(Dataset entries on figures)
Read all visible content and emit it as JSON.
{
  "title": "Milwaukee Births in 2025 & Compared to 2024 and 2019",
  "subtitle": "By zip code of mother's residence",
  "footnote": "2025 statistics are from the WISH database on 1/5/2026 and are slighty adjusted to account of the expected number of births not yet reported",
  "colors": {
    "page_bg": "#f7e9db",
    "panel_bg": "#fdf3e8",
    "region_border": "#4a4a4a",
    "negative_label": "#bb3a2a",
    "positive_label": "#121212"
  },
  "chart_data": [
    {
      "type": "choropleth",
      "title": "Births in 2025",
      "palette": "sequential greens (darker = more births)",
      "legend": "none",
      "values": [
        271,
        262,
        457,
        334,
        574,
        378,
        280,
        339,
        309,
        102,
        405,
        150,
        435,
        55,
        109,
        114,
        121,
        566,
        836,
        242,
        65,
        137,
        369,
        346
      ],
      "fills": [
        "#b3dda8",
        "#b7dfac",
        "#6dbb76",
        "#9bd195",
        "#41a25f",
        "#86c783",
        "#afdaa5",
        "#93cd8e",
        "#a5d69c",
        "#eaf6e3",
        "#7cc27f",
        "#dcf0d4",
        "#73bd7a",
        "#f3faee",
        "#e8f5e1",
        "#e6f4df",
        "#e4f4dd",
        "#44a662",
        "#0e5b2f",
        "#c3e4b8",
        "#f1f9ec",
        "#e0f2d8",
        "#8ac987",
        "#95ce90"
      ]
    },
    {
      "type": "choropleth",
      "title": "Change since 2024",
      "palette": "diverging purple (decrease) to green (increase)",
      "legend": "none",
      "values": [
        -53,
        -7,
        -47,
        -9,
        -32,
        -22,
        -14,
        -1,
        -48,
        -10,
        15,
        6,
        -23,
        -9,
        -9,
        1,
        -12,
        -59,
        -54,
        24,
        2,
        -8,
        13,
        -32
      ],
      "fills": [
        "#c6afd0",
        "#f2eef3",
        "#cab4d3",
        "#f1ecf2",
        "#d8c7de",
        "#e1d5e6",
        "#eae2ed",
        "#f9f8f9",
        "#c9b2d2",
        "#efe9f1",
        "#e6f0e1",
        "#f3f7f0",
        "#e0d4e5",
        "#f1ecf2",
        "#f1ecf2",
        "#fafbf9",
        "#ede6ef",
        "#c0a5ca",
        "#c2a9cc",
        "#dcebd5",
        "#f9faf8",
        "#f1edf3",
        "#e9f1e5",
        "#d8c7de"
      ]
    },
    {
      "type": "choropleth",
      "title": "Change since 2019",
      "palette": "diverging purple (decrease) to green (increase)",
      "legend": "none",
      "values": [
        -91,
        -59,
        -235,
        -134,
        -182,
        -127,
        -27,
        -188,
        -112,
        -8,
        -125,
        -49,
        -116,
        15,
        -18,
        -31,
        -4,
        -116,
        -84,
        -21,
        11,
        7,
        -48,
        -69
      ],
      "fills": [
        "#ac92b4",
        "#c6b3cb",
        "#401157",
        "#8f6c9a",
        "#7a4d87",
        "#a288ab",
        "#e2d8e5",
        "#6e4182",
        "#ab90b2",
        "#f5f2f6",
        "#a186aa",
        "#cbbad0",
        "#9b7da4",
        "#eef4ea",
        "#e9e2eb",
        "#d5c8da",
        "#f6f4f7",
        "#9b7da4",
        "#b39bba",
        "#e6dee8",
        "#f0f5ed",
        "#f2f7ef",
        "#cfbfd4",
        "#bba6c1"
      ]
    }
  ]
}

**Work to be completed**
Look through the data above. Each line containing the word "Change" needs to be copied.

**Answer to this problem**
      "title": "Change since 2024",
      "title": "Change since 2019",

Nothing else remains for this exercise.